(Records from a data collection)
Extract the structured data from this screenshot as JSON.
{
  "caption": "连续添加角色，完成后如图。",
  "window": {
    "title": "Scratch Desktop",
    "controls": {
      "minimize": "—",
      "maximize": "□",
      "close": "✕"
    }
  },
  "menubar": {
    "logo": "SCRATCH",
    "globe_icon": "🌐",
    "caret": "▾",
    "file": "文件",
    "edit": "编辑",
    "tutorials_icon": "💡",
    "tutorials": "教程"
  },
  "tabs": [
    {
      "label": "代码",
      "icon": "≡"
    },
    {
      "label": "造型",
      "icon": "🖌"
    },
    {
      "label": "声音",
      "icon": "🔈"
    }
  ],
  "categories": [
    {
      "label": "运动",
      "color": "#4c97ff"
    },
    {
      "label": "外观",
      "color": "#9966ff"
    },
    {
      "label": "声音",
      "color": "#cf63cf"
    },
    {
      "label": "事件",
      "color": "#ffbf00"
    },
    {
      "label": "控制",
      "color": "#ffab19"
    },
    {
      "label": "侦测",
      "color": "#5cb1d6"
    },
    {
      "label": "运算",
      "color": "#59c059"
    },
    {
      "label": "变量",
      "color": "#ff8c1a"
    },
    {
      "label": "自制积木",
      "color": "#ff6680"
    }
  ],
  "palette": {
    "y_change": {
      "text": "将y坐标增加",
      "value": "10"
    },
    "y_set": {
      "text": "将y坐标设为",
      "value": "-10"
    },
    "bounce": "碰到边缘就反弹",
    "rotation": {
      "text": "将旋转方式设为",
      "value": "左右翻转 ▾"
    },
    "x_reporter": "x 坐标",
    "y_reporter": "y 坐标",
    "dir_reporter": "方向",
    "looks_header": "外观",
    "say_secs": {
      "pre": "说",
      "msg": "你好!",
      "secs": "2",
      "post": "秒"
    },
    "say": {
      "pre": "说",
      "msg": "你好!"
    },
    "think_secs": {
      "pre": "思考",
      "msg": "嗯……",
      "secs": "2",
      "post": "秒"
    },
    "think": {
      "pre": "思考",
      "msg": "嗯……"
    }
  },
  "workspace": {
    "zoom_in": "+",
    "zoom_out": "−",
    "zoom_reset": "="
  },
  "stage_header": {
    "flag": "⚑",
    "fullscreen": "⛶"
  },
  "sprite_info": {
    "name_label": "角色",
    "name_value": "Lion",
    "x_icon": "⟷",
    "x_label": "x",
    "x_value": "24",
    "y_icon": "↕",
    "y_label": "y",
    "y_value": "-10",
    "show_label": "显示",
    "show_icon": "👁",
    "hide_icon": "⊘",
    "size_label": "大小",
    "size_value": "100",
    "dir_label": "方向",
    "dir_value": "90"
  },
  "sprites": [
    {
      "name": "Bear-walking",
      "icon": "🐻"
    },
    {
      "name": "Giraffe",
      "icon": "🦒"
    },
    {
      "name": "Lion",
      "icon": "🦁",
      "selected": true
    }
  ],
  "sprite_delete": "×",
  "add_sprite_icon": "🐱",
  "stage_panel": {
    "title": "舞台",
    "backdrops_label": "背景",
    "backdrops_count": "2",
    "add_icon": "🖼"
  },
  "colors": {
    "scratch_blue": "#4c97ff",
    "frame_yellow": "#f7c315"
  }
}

## What you should do
Return all of the above records exactly, leaving no line out.

## Exercise response
Extract the structured data from this screenshot as JSON.
{
  "caption": "连续添加角色，完成后如图。",
  "window": {
    "title": "Scratch Desktop",
    "controls": {
      "minimize": "—",
      "maximize": "□",
      "close": "✕"
    }
  },
  "menubar": {
    "logo": "SCRATCH",
    "globe_icon": "🌐",
    "caret": "▾",
    "file": "文件",
    "edit": "编辑",
    "tutorials_icon": "💡",
    "tutorials": "教程"
  },
  "tabs": [
    {
      "label": "代码",
      "icon": "≡"
    },
    {
      "label": "造型",
      "icon": "🖌"
    },
    {
      "label": "声音",
      "icon": "🔈"
    }
  ],
  "categories": [
    {
      "label": "运动",
      "color": "#4c97ff"
    },
    {
      "label": "外观",
      "color": "#9966ff"
    },
    {
      "label": "声音",
      "color": "#cf63cf"
    },
    {
      "label": "事件",
      "color": "#ffbf00"
    },
    {
      "label": "控制",
      "color": "#ffab19"
    },
    {
      "label": "侦测",
      "color": "#5cb1d6"
    },
    {
      "label": "运算",
      "color": "#59c059"
    },
    {
      "label": "变量",
      "color": "#ff8c1a"
    },
    {
      "label": "自制积木",
      "color": "#ff6680"
    }
  ],
  "palette": {
    "y_change": {
      "text": "将y坐标增加",
      "value": "10"
    },
    "y_set": {
      "text": "将y坐标设为",
      "value": "-10"
    },
    "bounce": "碰到边缘就反弹",
    "rotation": {
      "text": "将旋转方式设为",
      "value": "左右翻转 ▾"
    },
    "x_reporter": "x 坐标",
    "y_reporter": "y 坐标",
    "dir_reporter": "方向",
    "looks_header": "外观",
    "say_secs": {
      "pre": "说",
      "msg": "你好!",
      "secs": "2",
      "post": "秒"
    },
    "say": {
      "pre": "说",
      "msg": "你好!"
    },
    "think_secs": {
      "pre": "思考",
      "msg": "嗯……",
      "secs": "2",
      "post": "秒"
    },
    "think": {
      "pre": "思考",
      "msg": "嗯……"
    }
  },
  "workspace": {
    "zoom_in": "+",
    "zoom_out": "−",
    "zoom_reset": "="
  },
  "stage_header": {
    "flag": "⚑",
    "fullscreen": "⛶"
  },
  "sprite_info": {
    "name_label": "角色",
    "name_value": "Lion",
    "x_icon": "⟷",
    "x_label": "x",
    "x_value": "24",
    "y_icon": "↕",
    "y_label": "y",
    "y_value": "-10",
    "show_label": "显示",
    "show_icon": "👁",
    "hide_icon": "⊘",
    "size_label": "大小",
    "size_value": "100",
    "dir_label": "方向",
    "dir_value": "90"
  },
  "sprites": [
    {
      "name": "Bear-walking",
      "icon": "🐻"
    },
    {
      "name": "Giraffe",
      "icon": "🦒"
    },
    {
      "name": "Lion",
      "icon": "🦁",
      "selected": true
    }
  ],
  "sprite_delete": "×",
  "add_sprite_icon": "🐱",
  "stage_panel": {
    "title": "舞台",
    "backdrops_label": "背景",
    "backdrops_count": "2",
    "add_icon": "🖼"
  },
  "colors": {
    "scratch_blue": "#4c97ff",
    "frame_yellow": "#f7c315"
  }
}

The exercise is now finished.